→ TASK DESCRIPTION
Copy out every line of the entries below without changing anything. Leave the pictures out of your answer.

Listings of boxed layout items
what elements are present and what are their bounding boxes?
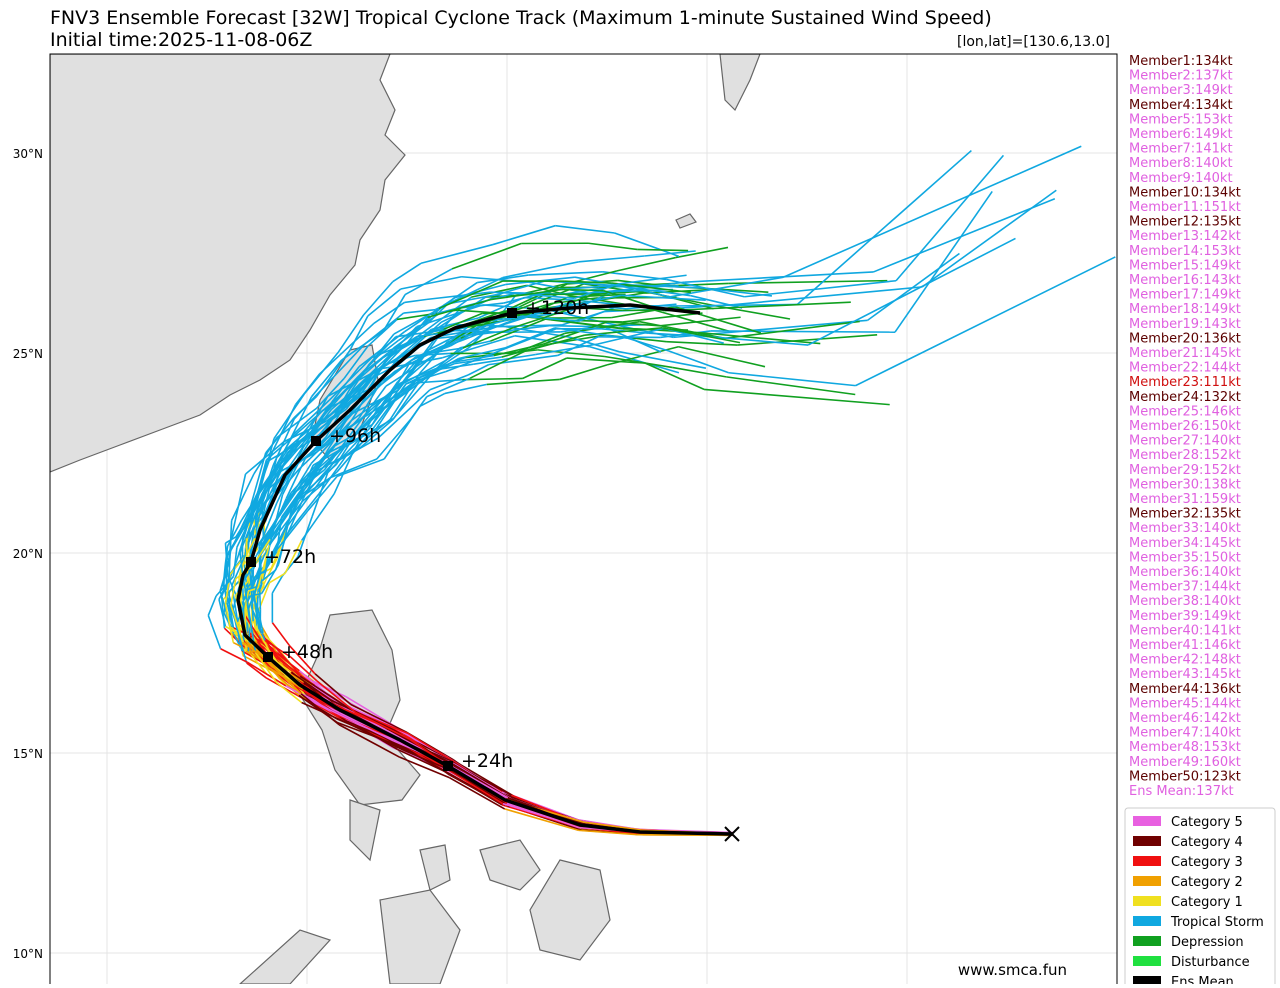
legend-swatch xyxy=(1133,916,1161,926)
position-label: [lon,lat]=[130.6,13.0] xyxy=(957,34,1110,50)
member-label: Member7:141kt xyxy=(1129,142,1233,157)
member-label: Member14:153kt xyxy=(1129,244,1241,259)
member-list: Member1:134ktMember2:137ktMember3:149ktM… xyxy=(1129,54,1241,799)
member-label: Member50:123kt xyxy=(1129,769,1241,784)
legend-swatch xyxy=(1133,896,1161,906)
time-label: +72h xyxy=(264,546,316,568)
member-label: Member27:140kt xyxy=(1129,434,1241,449)
time-label: +120h xyxy=(525,297,589,319)
member-label: Member11:151kt xyxy=(1129,200,1241,215)
member-label: Member44:136kt xyxy=(1129,682,1241,697)
member-label: Member21:145kt xyxy=(1129,346,1241,361)
member-label: Member32:135kt xyxy=(1129,507,1241,522)
time-marker xyxy=(443,761,453,771)
legend-label: Tropical Storm xyxy=(1170,915,1264,930)
lat-ticks: 30°N 25°N 20°N 15°N 10°N xyxy=(13,147,43,961)
legend-label: Category 3 xyxy=(1171,855,1243,870)
time-marker xyxy=(311,436,321,446)
member-label: Member39:149kt xyxy=(1129,609,1241,624)
member-label: Member18:149kt xyxy=(1129,302,1241,317)
member-label: Member16:143kt xyxy=(1129,273,1241,288)
subtitle: Initial time:2025-11-08-06Z xyxy=(50,29,312,51)
member-label: Member13:142kt xyxy=(1129,229,1241,244)
member-label: Member40:141kt xyxy=(1129,623,1241,638)
time-label: +48h xyxy=(281,641,333,663)
time-marker xyxy=(246,557,256,567)
title: FNV3 Ensemble Forecast [32W] Tropical Cy… xyxy=(50,7,992,29)
member-label: Member42:148kt xyxy=(1129,653,1241,668)
legend-label: Depression xyxy=(1171,935,1244,950)
member-label: Member47:140kt xyxy=(1129,726,1241,741)
member-track-segment xyxy=(229,560,230,579)
legend-label: Category 1 xyxy=(1171,895,1243,910)
member-label: Member43:145kt xyxy=(1129,667,1241,682)
member-label: Member24:132kt xyxy=(1129,390,1241,405)
time-label: +24h xyxy=(461,750,513,772)
member-label: Member46:142kt xyxy=(1129,711,1241,726)
time-label: +96h xyxy=(329,425,381,447)
member-label: Member48:153kt xyxy=(1129,740,1241,755)
member-label: Member8:140kt xyxy=(1129,156,1233,171)
member-label: Member1:134kt xyxy=(1129,54,1233,69)
member-label: Member12:135kt xyxy=(1129,215,1241,230)
legend-label: Category 5 xyxy=(1171,815,1243,830)
legend-label: Ens Mean xyxy=(1171,975,1234,984)
member-label: Member3:149kt xyxy=(1129,83,1233,98)
lat-tick-label: 10°N xyxy=(13,947,43,961)
lat-tick-label: 25°N xyxy=(13,347,43,361)
legend-swatch xyxy=(1133,976,1161,984)
member-label: Member35:150kt xyxy=(1129,550,1241,565)
legend-swatch xyxy=(1133,836,1161,846)
legend-swatch xyxy=(1133,876,1161,886)
member-label: Member17:149kt xyxy=(1129,288,1241,303)
legend-label: Category 4 xyxy=(1171,835,1243,850)
member-label: Member15:149kt xyxy=(1129,258,1241,273)
member-label: Member28:152kt xyxy=(1129,448,1241,463)
legend-label: Category 2 xyxy=(1171,875,1243,890)
legend-swatch xyxy=(1133,856,1161,866)
member-label: Member49:160kt xyxy=(1129,755,1241,770)
member-label: Member4:134kt xyxy=(1129,98,1233,113)
watermark: www.smca.fun xyxy=(958,961,1067,979)
member-label: Member41:146kt xyxy=(1129,638,1241,653)
member-label: Ens Mean:137kt xyxy=(1129,784,1234,799)
member-label: Member33:140kt xyxy=(1129,521,1241,536)
member-label: Member23:111kt xyxy=(1129,375,1241,390)
legend-swatch xyxy=(1133,816,1161,826)
member-label: Member31:159kt xyxy=(1129,492,1241,507)
member-label: Member5:153kt xyxy=(1129,112,1233,127)
time-marker xyxy=(263,652,273,662)
member-label: Member20:136kt xyxy=(1129,331,1241,346)
time-marker xyxy=(507,308,517,318)
member-track-segment xyxy=(549,326,591,327)
member-label: Member30:138kt xyxy=(1129,477,1241,492)
lat-tick-label: 15°N xyxy=(13,747,43,761)
member-label: Member6:149kt xyxy=(1129,127,1233,142)
member-label: Member26:150kt xyxy=(1129,419,1241,434)
member-label: Member38:140kt xyxy=(1129,594,1241,609)
legend-swatch xyxy=(1133,936,1161,946)
member-label: Member19:143kt xyxy=(1129,317,1241,332)
lat-tick-label: 30°N xyxy=(13,147,43,161)
map: +24h +48h +72h +96h +120h xyxy=(50,54,1117,984)
member-label: Member9:140kt xyxy=(1129,171,1233,186)
legend-swatch xyxy=(1133,956,1161,966)
member-label: Member10:134kt xyxy=(1129,185,1241,200)
member-label: Member25:146kt xyxy=(1129,404,1241,419)
member-label: Member2:137kt xyxy=(1129,69,1233,84)
legend-label: Disturbance xyxy=(1171,955,1250,970)
member-label: Member34:145kt xyxy=(1129,536,1241,551)
member-label: Member37:144kt xyxy=(1129,580,1241,595)
member-label: Member29:152kt xyxy=(1129,463,1241,478)
lat-tick-label: 20°N xyxy=(13,547,43,561)
member-label: Member36:140kt xyxy=(1129,565,1241,580)
member-label: Member45:144kt xyxy=(1129,696,1241,711)
member-label: Member22:144kt xyxy=(1129,361,1241,376)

→ THE RESULT
what elements are present and what are their bounding boxes?
legend-swatch xyxy=(1133,916,1161,926)
position-label: [lon,lat]=[130.6,13.0] xyxy=(957,34,1110,50)
member-label: Member7:141kt xyxy=(1129,142,1233,157)
member-label: Member14:153kt xyxy=(1129,244,1241,259)
member-list: Member1:134ktMember2:137ktMember3:149ktM… xyxy=(1129,54,1241,799)
member-label: Member50:123kt xyxy=(1129,769,1241,784)
legend-swatch xyxy=(1133,896,1161,906)
time-label: +72h xyxy=(264,546,316,568)
member-label: Member27:140kt xyxy=(1129,434,1241,449)
time-label: +120h xyxy=(525,297,589,319)
member-label: Member11:151kt xyxy=(1129,200,1241,215)
member-label: Member44:136kt xyxy=(1129,682,1241,697)
member-label: Member21:145kt xyxy=(1129,346,1241,361)
member-label: Member32:135kt xyxy=(1129,507,1241,522)
time-marker xyxy=(443,761,453,771)
legend-label: Tropical Storm xyxy=(1170,915,1264,930)
lat-ticks: 30°N 25°N 20°N 15°N 10°N xyxy=(13,147,43,961)
legend-label: Category 3 xyxy=(1171,855,1243,870)
time-marker xyxy=(311,436,321,446)
member-label: Member39:149kt xyxy=(1129,609,1241,624)
member-label: Member18:149kt xyxy=(1129,302,1241,317)
member-label: Member16:143kt xyxy=(1129,273,1241,288)
subtitle: Initial time:2025-11-08-06Z xyxy=(50,29,312,51)
member-label: Member13:142kt xyxy=(1129,229,1241,244)
member-label: Member40:141kt xyxy=(1129,623,1241,638)
time-label: +48h xyxy=(281,641,333,663)
time-marker xyxy=(246,557,256,567)
title: FNV3 Ensemble Forecast [32W] Tropical Cy… xyxy=(50,7,992,29)
member-label: Member42:148kt xyxy=(1129,653,1241,668)
legend-label: Depression xyxy=(1171,935,1244,950)
member-label: Member47:140kt xyxy=(1129,726,1241,741)
member-track-segment xyxy=(229,560,230,579)
legend-label: Category 1 xyxy=(1171,895,1243,910)
member-label: Member43:145kt xyxy=(1129,667,1241,682)
member-label: Member24:132kt xyxy=(1129,390,1241,405)
time-label: +24h xyxy=(461,750,513,772)
member-label: Member46:142kt xyxy=(1129,711,1241,726)
time-label: +96h xyxy=(329,425,381,447)
member-label: Member48:153kt xyxy=(1129,740,1241,755)
member-label: Member8:140kt xyxy=(1129,156,1233,171)
member-label: Member1:134kt xyxy=(1129,54,1233,69)
member-label: Member12:135kt xyxy=(1129,215,1241,230)
legend-label: Category 5 xyxy=(1171,815,1243,830)
legend-label: Ens Mean xyxy=(1171,975,1234,984)
member-label: Member3:149kt xyxy=(1129,83,1233,98)
lat-tick-label: 10°N xyxy=(13,947,43,961)
lat-tick-label: 25°N xyxy=(13,347,43,361)
legend-swatch xyxy=(1133,976,1161,984)
member-label: Member35:150kt xyxy=(1129,550,1241,565)
legend-swatch xyxy=(1133,836,1161,846)
legend-swatch xyxy=(1133,876,1161,886)
member-label: Member17:149kt xyxy=(1129,288,1241,303)
legend-label: Category 4 xyxy=(1171,835,1243,850)
member-label: Member15:149kt xyxy=(1129,258,1241,273)
member-label: Member28:152kt xyxy=(1129,448,1241,463)
legend-label: Category 2 xyxy=(1171,875,1243,890)
legend-swatch xyxy=(1133,856,1161,866)
member-label: Member49:160kt xyxy=(1129,755,1241,770)
member-label: Member4:134kt xyxy=(1129,98,1233,113)
watermark: www.smca.fun xyxy=(958,961,1067,979)
member-label: Member41:146kt xyxy=(1129,638,1241,653)
member-label: Ens Mean:137kt xyxy=(1129,784,1234,799)
member-label: Member33:140kt xyxy=(1129,521,1241,536)
member-label: Member23:111kt xyxy=(1129,375,1241,390)
legend-swatch xyxy=(1133,816,1161,826)
member-label: Member31:159kt xyxy=(1129,492,1241,507)
member-label: Member5:153kt xyxy=(1129,112,1233,127)
time-marker xyxy=(263,652,273,662)
member-label: Member20:136kt xyxy=(1129,331,1241,346)
time-marker xyxy=(507,308,517,318)
member-track-segment xyxy=(549,326,591,327)
member-label: Member30:138kt xyxy=(1129,477,1241,492)
lat-tick-label: 15°N xyxy=(13,747,43,761)
member-label: Member6:149kt xyxy=(1129,127,1233,142)
member-label: Member26:150kt xyxy=(1129,419,1241,434)
member-label: Member38:140kt xyxy=(1129,594,1241,609)
legend-swatch xyxy=(1133,936,1161,946)
member-label: Member19:143kt xyxy=(1129,317,1241,332)
lat-tick-label: 30°N xyxy=(13,147,43,161)
map: +24h +48h +72h +96h +120h xyxy=(50,54,1117,984)
member-label: Member9:140kt xyxy=(1129,171,1233,186)
legend-swatch xyxy=(1133,956,1161,966)
member-label: Member10:134kt xyxy=(1129,185,1241,200)
member-label: Member25:146kt xyxy=(1129,404,1241,419)
member-label: Member2:137kt xyxy=(1129,69,1233,84)
legend-label: Disturbance xyxy=(1171,955,1250,970)
member-label: Member34:145kt xyxy=(1129,536,1241,551)
member-label: Member37:144kt xyxy=(1129,580,1241,595)
member-label: Member29:152kt xyxy=(1129,463,1241,478)
lat-tick-label: 20°N xyxy=(13,547,43,561)
member-label: Member36:140kt xyxy=(1129,565,1241,580)
member-label: Member45:144kt xyxy=(1129,696,1241,711)
member-label: Member22:144kt xyxy=(1129,361,1241,376)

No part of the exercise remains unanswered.